Reading text:
####################

Acid Attacks - Innocent victims of inhuman brutality. Such acts of violence are banned in Pakistan but no practical implementation has been seen so far.
    
The Highest Increase in the Number of Reported Cases i.e. from 280 in 2008 to 608 in 2009 was in Domestic Violence. It is a cause for concern that a nation of over 90 million women and girls, does not have a domestic violence law. Different forms of domestic violence include beating, torture, disfigurement, burning, shaving and murder. In-laws abuse and harass married women. Dowry and family-related disputes often result in death or disfigurement by burning or acid.
According to a 2008 HRCP report, 80 percent of wives in rural Punjab feared violence from their husbands, and nearly 50 percent of wives in developed urban areas admitted that their husbands beat them. The HRCP reported 52 cases of women doused with kerosene and set afire. Women who tried to report abuse faced serious challenges. Police and judges were reluctant to take action in domestic violence cases, viewing them as family problems. Police, instead of filing charges, usually responded by encouraging the parties to reconcile. Abused women usually were returned to their abusive family members. Women are reluctant to pursue charges because of the stigma attached to divorce and their economic and psychological dependence on relatives. Relatives are hesitant to report abuse for fear of dishonoring the family.

####################

Problems to work on:
1 - According to the passage on domestic violence in Pakistan, how many cases of women doused with kerosene and set afire did the HRCP report?
2 - Edit the part of the passage on domestic violence in Pakistan that opens with the words "Acid Attacks - Innocent" and closes with "burning or acid.", changing "married women" to "wives".
Use only the passage on domestic violence in Pakistan to do what is asked.

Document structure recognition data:
####################

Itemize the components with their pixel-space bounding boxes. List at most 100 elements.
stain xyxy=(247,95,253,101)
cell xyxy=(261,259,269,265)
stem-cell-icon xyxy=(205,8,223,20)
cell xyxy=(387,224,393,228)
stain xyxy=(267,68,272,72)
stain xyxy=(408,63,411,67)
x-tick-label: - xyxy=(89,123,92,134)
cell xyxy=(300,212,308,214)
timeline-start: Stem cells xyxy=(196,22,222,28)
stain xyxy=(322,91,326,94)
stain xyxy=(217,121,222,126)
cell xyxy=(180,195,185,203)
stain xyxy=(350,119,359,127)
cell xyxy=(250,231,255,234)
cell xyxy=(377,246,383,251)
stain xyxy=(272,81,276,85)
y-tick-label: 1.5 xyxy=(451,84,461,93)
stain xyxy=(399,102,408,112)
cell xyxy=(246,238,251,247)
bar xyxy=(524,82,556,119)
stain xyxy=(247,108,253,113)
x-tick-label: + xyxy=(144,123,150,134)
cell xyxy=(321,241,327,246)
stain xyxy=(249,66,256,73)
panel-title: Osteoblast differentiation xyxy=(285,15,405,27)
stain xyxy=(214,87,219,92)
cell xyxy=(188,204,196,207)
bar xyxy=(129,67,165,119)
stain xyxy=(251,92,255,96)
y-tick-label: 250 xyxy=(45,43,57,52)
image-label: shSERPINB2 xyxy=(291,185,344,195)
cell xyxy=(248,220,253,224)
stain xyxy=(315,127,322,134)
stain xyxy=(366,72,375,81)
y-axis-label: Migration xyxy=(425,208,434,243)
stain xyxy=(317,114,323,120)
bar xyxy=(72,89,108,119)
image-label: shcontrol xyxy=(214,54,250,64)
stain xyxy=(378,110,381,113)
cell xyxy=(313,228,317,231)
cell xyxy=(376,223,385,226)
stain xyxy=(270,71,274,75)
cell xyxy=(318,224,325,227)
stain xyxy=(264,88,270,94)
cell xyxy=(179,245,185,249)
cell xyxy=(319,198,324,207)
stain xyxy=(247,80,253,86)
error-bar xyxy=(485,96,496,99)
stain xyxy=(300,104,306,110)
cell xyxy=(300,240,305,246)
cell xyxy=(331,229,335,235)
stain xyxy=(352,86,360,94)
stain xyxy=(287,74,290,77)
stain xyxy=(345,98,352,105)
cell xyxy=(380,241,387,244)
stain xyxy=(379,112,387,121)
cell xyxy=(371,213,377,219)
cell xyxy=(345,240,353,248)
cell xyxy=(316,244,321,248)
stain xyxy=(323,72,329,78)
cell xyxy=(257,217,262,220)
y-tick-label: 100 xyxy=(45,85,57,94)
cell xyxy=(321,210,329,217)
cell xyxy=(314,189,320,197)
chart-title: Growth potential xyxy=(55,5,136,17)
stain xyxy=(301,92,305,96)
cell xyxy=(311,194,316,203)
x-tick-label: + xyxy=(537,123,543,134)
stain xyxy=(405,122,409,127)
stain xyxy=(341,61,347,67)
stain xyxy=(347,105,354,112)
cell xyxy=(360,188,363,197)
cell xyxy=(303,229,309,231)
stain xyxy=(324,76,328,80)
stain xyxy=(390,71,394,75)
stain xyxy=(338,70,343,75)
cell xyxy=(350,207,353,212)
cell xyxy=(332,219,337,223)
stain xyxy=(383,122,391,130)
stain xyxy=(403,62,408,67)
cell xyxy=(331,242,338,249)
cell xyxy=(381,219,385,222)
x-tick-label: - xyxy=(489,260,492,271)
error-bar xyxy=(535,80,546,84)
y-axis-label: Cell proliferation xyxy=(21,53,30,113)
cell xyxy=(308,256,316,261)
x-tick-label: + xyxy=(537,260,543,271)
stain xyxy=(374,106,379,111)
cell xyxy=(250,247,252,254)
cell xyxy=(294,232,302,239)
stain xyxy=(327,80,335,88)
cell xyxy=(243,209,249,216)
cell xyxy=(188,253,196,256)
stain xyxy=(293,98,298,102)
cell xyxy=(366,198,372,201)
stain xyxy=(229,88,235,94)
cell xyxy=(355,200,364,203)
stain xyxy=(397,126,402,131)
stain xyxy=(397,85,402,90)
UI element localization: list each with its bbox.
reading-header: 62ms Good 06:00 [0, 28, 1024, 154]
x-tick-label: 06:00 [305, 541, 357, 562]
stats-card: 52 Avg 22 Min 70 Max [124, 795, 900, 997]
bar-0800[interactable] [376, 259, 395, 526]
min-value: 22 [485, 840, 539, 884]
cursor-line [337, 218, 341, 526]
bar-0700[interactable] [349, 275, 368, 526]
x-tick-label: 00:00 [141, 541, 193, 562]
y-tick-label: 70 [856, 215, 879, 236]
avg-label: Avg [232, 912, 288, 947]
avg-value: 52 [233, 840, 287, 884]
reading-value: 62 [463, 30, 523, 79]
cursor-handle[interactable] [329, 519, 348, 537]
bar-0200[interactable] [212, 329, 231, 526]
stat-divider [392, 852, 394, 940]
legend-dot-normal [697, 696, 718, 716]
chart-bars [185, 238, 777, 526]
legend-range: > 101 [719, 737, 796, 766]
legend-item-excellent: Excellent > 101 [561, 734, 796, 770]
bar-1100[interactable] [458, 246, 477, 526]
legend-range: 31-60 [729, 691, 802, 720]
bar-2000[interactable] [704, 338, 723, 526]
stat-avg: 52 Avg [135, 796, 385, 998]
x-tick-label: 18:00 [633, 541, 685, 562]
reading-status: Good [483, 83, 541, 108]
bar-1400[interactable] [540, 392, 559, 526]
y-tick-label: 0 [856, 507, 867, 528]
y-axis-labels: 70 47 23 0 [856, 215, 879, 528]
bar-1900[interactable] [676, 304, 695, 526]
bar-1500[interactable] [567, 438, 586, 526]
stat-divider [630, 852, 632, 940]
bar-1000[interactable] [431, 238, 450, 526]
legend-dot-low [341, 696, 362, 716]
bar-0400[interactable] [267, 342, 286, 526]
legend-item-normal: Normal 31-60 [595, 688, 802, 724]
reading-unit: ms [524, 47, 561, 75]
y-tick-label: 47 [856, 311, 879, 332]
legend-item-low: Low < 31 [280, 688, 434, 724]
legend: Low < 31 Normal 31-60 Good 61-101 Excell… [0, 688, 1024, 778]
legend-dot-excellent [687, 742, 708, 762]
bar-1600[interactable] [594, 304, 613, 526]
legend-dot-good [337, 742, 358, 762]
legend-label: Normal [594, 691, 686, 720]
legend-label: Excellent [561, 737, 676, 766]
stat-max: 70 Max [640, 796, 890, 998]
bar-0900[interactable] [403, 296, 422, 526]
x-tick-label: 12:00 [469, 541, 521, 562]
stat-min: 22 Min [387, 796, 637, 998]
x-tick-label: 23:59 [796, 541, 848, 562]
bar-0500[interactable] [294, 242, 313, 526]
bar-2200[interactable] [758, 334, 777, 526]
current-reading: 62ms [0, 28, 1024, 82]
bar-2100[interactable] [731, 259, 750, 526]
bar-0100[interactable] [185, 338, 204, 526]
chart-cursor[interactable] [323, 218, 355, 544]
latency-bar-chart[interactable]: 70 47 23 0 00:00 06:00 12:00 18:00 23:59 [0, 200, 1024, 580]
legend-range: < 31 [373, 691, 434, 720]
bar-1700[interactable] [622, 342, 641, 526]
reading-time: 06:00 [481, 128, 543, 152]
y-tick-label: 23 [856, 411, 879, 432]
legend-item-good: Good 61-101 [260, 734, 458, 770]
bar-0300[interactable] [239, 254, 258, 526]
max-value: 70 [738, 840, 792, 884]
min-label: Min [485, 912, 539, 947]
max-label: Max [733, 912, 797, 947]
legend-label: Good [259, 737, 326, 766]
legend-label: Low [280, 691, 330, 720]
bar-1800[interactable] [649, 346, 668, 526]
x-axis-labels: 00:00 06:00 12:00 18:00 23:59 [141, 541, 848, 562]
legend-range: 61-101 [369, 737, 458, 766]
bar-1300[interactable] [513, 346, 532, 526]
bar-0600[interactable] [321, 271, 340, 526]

####################

Results for the exercise:
1 - 52 cases

2 -
Acid Attacks - Innocent victims of inhuman brutality. Such acts of violence are banned in Pakistan but no practical implementation has been seen so far.
    
The Highest Increase in the Number of Reported Cases i.e. from 280 in 2008 to 608 in 2009 was in Domestic Violence. It is a cause for concern that a nation of over 90 million women and girls, does not have a domestic violence law. Different forms of domestic violence include beating, torture, disfigurement, burning, shaving and murder. In-laws abuse and harass wives. Dowry and family-related disputes often result in death or disfigurement by burning or acid.